▸ **TASK DATA**
● ● ● ●

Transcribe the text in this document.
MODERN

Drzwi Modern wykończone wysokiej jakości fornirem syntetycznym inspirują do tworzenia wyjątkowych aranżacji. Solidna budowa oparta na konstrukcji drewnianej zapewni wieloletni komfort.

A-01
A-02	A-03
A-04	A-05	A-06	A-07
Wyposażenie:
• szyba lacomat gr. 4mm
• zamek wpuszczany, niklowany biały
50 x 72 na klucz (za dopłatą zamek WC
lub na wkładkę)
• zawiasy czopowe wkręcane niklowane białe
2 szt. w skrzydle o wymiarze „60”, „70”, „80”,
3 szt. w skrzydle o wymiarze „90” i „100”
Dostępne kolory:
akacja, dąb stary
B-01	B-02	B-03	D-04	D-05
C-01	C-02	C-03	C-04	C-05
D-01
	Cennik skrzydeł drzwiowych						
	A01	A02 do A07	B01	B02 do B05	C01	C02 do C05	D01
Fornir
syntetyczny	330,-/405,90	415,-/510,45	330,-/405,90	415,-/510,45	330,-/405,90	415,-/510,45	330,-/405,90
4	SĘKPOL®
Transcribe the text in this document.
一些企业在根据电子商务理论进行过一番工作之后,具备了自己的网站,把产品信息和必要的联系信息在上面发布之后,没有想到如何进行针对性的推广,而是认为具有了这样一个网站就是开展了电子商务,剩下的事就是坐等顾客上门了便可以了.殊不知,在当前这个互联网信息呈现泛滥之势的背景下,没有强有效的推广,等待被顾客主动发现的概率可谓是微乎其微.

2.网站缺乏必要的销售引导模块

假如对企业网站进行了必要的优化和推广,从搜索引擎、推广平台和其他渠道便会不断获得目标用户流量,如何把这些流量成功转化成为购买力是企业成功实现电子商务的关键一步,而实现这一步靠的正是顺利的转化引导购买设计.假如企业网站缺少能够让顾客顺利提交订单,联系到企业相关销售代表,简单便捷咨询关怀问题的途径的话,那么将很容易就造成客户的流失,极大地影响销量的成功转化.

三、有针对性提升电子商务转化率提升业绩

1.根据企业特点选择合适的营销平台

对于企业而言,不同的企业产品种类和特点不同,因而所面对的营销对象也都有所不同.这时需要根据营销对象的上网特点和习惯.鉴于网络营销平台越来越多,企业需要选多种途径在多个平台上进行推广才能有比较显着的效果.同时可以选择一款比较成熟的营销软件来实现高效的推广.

● ● ● ●

▸ **WHAT THE EXERCISE ASKS**
Output every line above without altering anything.

▸ **WRITTEN SOLUTION**
Transcribe the text in this document.
MODERN

Drzwi Modern wykończone wysokiej jakości fornirem syntetycznym inspirują do tworzenia wyjątkowych aranżacji. Solidna budowa oparta na konstrukcji drewnianej zapewni wieloletni komfort.

A-01
A-02	A-03
A-04	A-05	A-06	A-07
Wyposażenie:
• szyba lacomat gr. 4mm
• zamek wpuszczany, niklowany biały
50 x 72 na klucz (za dopłatą zamek WC
lub na wkładkę)
• zawiasy czopowe wkręcane niklowane białe
2 szt. w skrzydle o wymiarze „60”, „70”, „80”,
3 szt. w skrzydle o wymiarze „90” i „100”
Dostępne kolory:
akacja, dąb stary
B-01	B-02	B-03	D-04	D-05
C-01	C-02	C-03	C-04	C-05
D-01
	Cennik skrzydeł drzwiowych						
	A01	A02 do A07	B01	B02 do B05	C01	C02 do C05	D01
Fornir
syntetyczny	330,-/405,90	415,-/510,45	330,-/405,90	415,-/510,45	330,-/405,90	415,-/510,45	330,-/405,90
4	SĘKPOL®
Transcribe the text in this document.
一些企业在根据电子商务理论进行过一番工作之后,具备了自己的网站,把产品信息和必要的联系信息在上面发布之后,没有想到如何进行针对性的推广,而是认为具有了这样一个网站就是开展了电子商务,剩下的事就是坐等顾客上门了便可以了.殊不知,在当前这个互联网信息呈现泛滥之势的背景下,没有强有效的推广,等待被顾客主动发现的概率可谓是微乎其微.

2.网站缺乏必要的销售引导模块

假如对企业网站进行了必要的优化和推广,从搜索引擎、推广平台和其他渠道便会不断获得目标用户流量,如何把这些流量成功转化成为购买力是企业成功实现电子商务的关键一步,而实现这一步靠的正是顺利的转化引导购买设计.假如企业网站缺少能够让顾客顺利提交订单,联系到企业相关销售代表,简单便捷咨询关怀问题的途径的话,那么将很容易就造成客户的流失,极大地影响销量的成功转化.

三、有针对性提升电子商务转化率提升业绩

1.根据企业特点选择合适的营销平台

对于企业而言,不同的企业产品种类和特点不同,因而所面对的营销对象也都有所不同.这时需要根据营销对象的上网特点和习惯.鉴于网络营销平台越来越多,企业需要选多种途径在多个平台上进行推广才能有比较显着的效果.同时可以选择一款比较成熟的营销软件来实现高效的推广.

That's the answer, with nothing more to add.